Entries from a dataset
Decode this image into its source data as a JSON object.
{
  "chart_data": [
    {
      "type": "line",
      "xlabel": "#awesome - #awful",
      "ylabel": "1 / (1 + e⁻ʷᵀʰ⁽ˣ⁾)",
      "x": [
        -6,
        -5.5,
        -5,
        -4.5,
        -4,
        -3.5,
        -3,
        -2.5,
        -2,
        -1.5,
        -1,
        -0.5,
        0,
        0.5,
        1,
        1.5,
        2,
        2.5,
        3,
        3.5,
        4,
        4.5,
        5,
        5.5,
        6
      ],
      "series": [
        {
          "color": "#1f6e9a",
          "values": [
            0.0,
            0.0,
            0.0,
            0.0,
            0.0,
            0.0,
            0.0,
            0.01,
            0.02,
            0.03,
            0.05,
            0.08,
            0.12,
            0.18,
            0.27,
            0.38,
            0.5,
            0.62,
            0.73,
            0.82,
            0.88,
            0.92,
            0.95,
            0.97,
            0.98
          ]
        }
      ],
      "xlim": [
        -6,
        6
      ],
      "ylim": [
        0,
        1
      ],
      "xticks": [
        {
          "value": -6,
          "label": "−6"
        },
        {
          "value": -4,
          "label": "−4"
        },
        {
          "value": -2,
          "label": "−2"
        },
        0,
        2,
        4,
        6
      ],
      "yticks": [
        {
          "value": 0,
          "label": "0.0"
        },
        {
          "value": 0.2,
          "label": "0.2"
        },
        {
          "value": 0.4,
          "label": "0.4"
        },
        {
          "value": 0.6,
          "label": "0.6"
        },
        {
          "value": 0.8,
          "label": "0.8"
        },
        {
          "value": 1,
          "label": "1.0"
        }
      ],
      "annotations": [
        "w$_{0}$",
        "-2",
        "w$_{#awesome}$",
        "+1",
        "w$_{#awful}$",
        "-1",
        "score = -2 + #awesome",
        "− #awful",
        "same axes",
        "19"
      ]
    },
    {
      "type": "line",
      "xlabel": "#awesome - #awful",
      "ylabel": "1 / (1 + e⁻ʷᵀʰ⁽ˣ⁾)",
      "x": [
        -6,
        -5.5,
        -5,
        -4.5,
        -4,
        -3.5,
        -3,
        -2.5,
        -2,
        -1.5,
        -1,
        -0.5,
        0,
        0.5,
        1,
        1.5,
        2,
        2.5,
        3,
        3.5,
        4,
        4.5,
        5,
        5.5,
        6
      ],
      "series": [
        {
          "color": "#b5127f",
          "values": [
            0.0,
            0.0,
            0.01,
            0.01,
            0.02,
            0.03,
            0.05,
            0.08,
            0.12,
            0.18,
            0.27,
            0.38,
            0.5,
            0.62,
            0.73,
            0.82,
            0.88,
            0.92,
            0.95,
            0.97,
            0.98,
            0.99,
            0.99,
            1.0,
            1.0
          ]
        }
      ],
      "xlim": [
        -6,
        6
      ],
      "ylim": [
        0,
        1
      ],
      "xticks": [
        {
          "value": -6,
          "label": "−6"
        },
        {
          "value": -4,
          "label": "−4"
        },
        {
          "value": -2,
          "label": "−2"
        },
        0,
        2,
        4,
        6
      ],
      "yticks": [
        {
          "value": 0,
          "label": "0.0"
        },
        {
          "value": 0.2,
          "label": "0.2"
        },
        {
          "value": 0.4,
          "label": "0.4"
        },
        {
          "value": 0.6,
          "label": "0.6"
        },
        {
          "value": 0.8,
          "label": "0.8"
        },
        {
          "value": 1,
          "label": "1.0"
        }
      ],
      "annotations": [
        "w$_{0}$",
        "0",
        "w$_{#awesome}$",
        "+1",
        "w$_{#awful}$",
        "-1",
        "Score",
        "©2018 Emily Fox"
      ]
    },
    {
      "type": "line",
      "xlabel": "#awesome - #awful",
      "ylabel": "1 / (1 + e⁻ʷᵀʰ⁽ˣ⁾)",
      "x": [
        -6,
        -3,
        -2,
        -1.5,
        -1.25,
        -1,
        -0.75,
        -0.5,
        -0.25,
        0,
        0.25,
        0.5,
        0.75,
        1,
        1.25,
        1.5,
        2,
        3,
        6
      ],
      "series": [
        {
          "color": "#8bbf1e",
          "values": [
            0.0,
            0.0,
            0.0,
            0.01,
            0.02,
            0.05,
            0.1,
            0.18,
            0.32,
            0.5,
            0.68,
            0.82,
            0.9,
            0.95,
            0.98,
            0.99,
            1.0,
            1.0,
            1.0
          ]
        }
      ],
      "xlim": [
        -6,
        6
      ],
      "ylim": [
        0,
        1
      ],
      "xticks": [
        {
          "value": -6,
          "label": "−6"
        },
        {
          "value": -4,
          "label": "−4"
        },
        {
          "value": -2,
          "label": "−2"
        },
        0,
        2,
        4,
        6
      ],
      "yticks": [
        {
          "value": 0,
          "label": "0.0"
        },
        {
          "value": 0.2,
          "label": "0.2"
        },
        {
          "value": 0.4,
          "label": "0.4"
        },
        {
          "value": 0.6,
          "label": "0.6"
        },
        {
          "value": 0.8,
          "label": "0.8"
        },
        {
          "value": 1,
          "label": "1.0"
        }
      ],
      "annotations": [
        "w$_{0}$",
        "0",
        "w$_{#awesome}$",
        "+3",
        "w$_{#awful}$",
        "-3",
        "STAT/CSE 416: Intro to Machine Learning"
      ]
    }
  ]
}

Task to complete
Output all of the data again. Match it exactly.

Answer to the problem
Decode this image into its source data as a JSON object.
{
  "chart_data": [
    {
      "type": "line",
      "xlabel": "#awesome - #awful",
      "ylabel": "1 / (1 + e⁻ʷᵀʰ⁽ˣ⁾)",
      "x": [
        -6,
        -5.5,
        -5,
        -4.5,
        -4,
        -3.5,
        -3,
        -2.5,
        -2,
        -1.5,
        -1,
        -0.5,
        0,
        0.5,
        1,
        1.5,
        2,
        2.5,
        3,
        3.5,
        4,
        4.5,
        5,
        5.5,
        6
      ],
      "series": [
        {
          "color": "#1f6e9a",
          "values": [
            0.0,
            0.0,
            0.0,
            0.0,
            0.0,
            0.0,
            0.0,
            0.01,
            0.02,
            0.03,
            0.05,
            0.08,
            0.12,
            0.18,
            0.27,
            0.38,
            0.5,
            0.62,
            0.73,
            0.82,
            0.88,
            0.92,
            0.95,
            0.97,
            0.98
          ]
        }
      ],
      "xlim": [
        -6,
        6
      ],
      "ylim": [
        0,
        1
      ],
      "xticks": [
        {
          "value": -6,
          "label": "−6"
        },
        {
          "value": -4,
          "label": "−4"
        },
        {
          "value": -2,
          "label": "−2"
        },
        0,
        2,
        4,
        6
      ],
      "yticks": [
        {
          "value": 0,
          "label": "0.0"
        },
        {
          "value": 0.2,
          "label": "0.2"
        },
        {
          "value": 0.4,
          "label": "0.4"
        },
        {
          "value": 0.6,
          "label": "0.6"
        },
        {
          "value": 0.8,
          "label": "0.8"
        },
        {
          "value": 1,
          "label": "1.0"
        }
      ],
      "annotations": [
        "w$_{0}$",
        "-2",
        "w$_{#awesome}$",
        "+1",
        "w$_{#awful}$",
        "-1",
        "score = -2 + #awesome",
        "− #awful",
        "same axes",
        "19"
      ]
    },
    {
      "type": "line",
      "xlabel": "#awesome - #awful",
      "ylabel": "1 / (1 + e⁻ʷᵀʰ⁽ˣ⁾)",
      "x": [
        -6,
        -5.5,
        -5,
        -4.5,
        -4,
        -3.5,
        -3,
        -2.5,
        -2,
        -1.5,
        -1,
        -0.5,
        0,
        0.5,
        1,
        1.5,
        2,
        2.5,
        3,
        3.5,
        4,
        4.5,
        5,
        5.5,
        6
      ],
      "series": [
        {
          "color": "#b5127f",
          "values": [
            0.0,
            0.0,
            0.01,
            0.01,
            0.02,
            0.03,
            0.05,
            0.08,
            0.12,
            0.18,
            0.27,
            0.38,
            0.5,
            0.62,
            0.73,
            0.82,
            0.88,
            0.92,
            0.95,
            0.97,
            0.98,
            0.99,
            0.99,
            1.0,
            1.0
          ]
        }
      ],
      "xlim": [
        -6,
        6
      ],
      "ylim": [
        0,
        1
      ],
      "xticks": [
        {
          "value": -6,
          "label": "−6"
        },
        {
          "value": -4,
          "label": "−4"
        },
        {
          "value": -2,
          "label": "−2"
        },
        0,
        2,
        4,
        6
      ],
      "yticks": [
        {
          "value": 0,
          "label": "0.0"
        },
        {
          "value": 0.2,
          "label": "0.2"
        },
        {
          "value": 0.4,
          "label": "0.4"
        },
        {
          "value": 0.6,
          "label": "0.6"
        },
        {
          "value": 0.8,
          "label": "0.8"
        },
        {
          "value": 1,
          "label": "1.0"
        }
      ],
      "annotations": [
        "w$_{0}$",
        "0",
        "w$_{#awesome}$",
        "+1",
        "w$_{#awful}$",
        "-1",
        "Score",
        "©2018 Emily Fox"
      ]
    },
    {
      "type": "line",
      "xlabel": "#awesome - #awful",
      "ylabel": "1 / (1 + e⁻ʷᵀʰ⁽ˣ⁾)",
      "x": [
        -6,
        -3,
        -2,
        -1.5,
        -1.25,
        -1,
        -0.75,
        -0.5,
        -0.25,
        0,
        0.25,
        0.5,
        0.75,
        1,
        1.25,
        1.5,
        2,
        3,
        6
      ],
      "series": [
        {
          "color": "#8bbf1e",
          "values": [
            0.0,
            0.0,
            0.0,
            0.01,
            0.02,
            0.05,
            0.1,
            0.18,
            0.32,
            0.5,
            0.68,
            0.82,
            0.9,
            0.95,
            0.98,
            0.99,
            1.0,
            1.0,
            1.0
          ]
        }
      ],
      "xlim": [
        -6,
        6
      ],
      "ylim": [
        0,
        1
      ],
      "xticks": [
        {
          "value": -6,
          "label": "−6"
        },
        {
          "value": -4,
          "label": "−4"
        },
        {
          "value": -2,
          "label": "−2"
        },
        0,
        2,
        4,
        6
      ],
      "yticks": [
        {
          "value": 0,
          "label": "0.0"
        },
        {
          "value": 0.2,
          "label": "0.2"
        },
        {
          "value": 0.4,
          "label": "0.4"
        },
        {
          "value": 0.6,
          "label": "0.6"
        },
        {
          "value": 0.8,
          "label": "0.8"
        },
        {
          "value": 1,
          "label": "1.0"
        }
      ],
      "annotations": [
        "w$_{0}$",
        "0",
        "w$_{#awesome}$",
        "+3",
        "w$_{#awful}$",
        "-3",
        "STAT/CSE 416: Intro to Machine Learning"
      ]
    }
  ]
}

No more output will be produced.